* Begin *
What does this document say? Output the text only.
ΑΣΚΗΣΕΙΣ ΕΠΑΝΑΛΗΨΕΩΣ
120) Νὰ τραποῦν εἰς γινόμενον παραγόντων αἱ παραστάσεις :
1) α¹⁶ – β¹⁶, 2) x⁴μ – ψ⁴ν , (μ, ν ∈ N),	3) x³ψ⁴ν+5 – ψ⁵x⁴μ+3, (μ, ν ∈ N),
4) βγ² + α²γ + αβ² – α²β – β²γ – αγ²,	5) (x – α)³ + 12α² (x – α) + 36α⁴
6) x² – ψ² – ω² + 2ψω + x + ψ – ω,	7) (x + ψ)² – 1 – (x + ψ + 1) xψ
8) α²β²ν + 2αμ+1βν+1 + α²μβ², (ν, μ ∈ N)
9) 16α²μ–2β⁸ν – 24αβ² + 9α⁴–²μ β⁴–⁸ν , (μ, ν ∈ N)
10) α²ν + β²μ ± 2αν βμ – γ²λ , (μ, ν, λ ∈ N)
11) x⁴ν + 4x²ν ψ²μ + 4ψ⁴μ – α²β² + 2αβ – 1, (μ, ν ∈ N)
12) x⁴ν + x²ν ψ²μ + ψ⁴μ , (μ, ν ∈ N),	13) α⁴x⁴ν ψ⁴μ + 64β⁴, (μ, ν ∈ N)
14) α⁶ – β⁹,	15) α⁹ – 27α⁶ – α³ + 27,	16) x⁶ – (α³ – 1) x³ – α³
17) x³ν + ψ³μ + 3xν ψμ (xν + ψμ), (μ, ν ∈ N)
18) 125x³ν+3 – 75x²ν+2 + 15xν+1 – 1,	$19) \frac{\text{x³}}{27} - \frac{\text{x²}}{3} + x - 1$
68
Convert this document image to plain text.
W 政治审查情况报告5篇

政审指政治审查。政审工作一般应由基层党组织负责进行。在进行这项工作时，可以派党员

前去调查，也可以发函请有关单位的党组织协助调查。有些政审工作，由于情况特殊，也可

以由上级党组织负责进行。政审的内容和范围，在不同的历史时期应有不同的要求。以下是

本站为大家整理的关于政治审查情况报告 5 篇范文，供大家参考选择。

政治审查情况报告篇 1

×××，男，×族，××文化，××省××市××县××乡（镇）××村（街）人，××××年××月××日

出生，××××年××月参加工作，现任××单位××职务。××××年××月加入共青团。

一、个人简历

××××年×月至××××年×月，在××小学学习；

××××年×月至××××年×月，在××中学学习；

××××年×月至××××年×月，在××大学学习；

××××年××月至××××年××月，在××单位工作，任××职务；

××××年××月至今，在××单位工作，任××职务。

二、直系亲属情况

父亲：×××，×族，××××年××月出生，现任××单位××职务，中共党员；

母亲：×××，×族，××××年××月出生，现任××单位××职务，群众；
* End *
» Task brief: Print the listing above in its entirety, with every line exact.

» Solution to the exercise:
What does this document say? Output the text only.
ΑΣΚΗΣΕΙΣ ΕΠΑΝΑΛΗΨΕΩΣ
120) Νὰ τραποῦν εἰς γινόμενον παραγόντων αἱ παραστάσεις :
1) α¹⁶ – β¹⁶, 2) x⁴μ – ψ⁴ν , (μ, ν ∈ N),	3) x³ψ⁴ν+5 – ψ⁵x⁴μ+3, (μ, ν ∈ N),
4) βγ² + α²γ + αβ² – α²β – β²γ – αγ²,	5) (x – α)³ + 12α² (x – α) + 36α⁴
6) x² – ψ² – ω² + 2ψω + x + ψ – ω,	7) (x + ψ)² – 1 – (x + ψ + 1) xψ
8) α²β²ν + 2αμ+1βν+1 + α²μβ², (ν, μ ∈ N)
9) 16α²μ–2β⁸ν – 24αβ² + 9α⁴–²μ β⁴–⁸ν , (μ, ν ∈ N)
10) α²ν + β²μ ± 2αν βμ – γ²λ , (μ, ν, λ ∈ N)
11) x⁴ν + 4x²ν ψ²μ + 4ψ⁴μ – α²β² + 2αβ – 1, (μ, ν ∈ N)
12) x⁴ν + x²ν ψ²μ + ψ⁴μ , (μ, ν ∈ N),	13) α⁴x⁴ν ψ⁴μ + 64β⁴, (μ, ν ∈ N)
14) α⁶ – β⁹,	15) α⁹ – 27α⁶ – α³ + 27,	16) x⁶ – (α³ – 1) x³ – α³
17) x³ν + ψ³μ + 3xν ψμ (xν + ψμ), (μ, ν ∈ N)
18) 125x³ν+3 – 75x²ν+2 + 15xν+1 – 1,	$19) \frac{\text{x³}}{27} - \frac{\text{x²}}{3} + x - 1$
68
Convert this document image to plain text.
W 政治审查情况报告5篇

政审指政治审查。政审工作一般应由基层党组织负责进行。在进行这项工作时，可以派党员

前去调查，也可以发函请有关单位的党组织协助调查。有些政审工作，由于情况特殊，也可

以由上级党组织负责进行。政审的内容和范围，在不同的历史时期应有不同的要求。以下是

本站为大家整理的关于政治审查情况报告 5 篇范文，供大家参考选择。

政治审查情况报告篇 1

×××，男，×族，××文化，××省××市××县××乡（镇）××村（街）人，××××年××月××日

出生，××××年××月参加工作，现任××单位××职务。××××年××月加入共青团。

一、个人简历

××××年×月至××××年×月，在××小学学习；

××××年×月至××××年×月，在××中学学习；

××××年×月至××××年×月，在××大学学习；

××××年××月至××××年××月，在××单位工作，任××职务；

××××年××月至今，在××单位工作，任××职务。

二、直系亲属情况

父亲：×××，×族，××××年××月出生，现任××单位××职务，中共党员；

母亲：×××，×族，××××年××月出生，现任××单位××职务，群众；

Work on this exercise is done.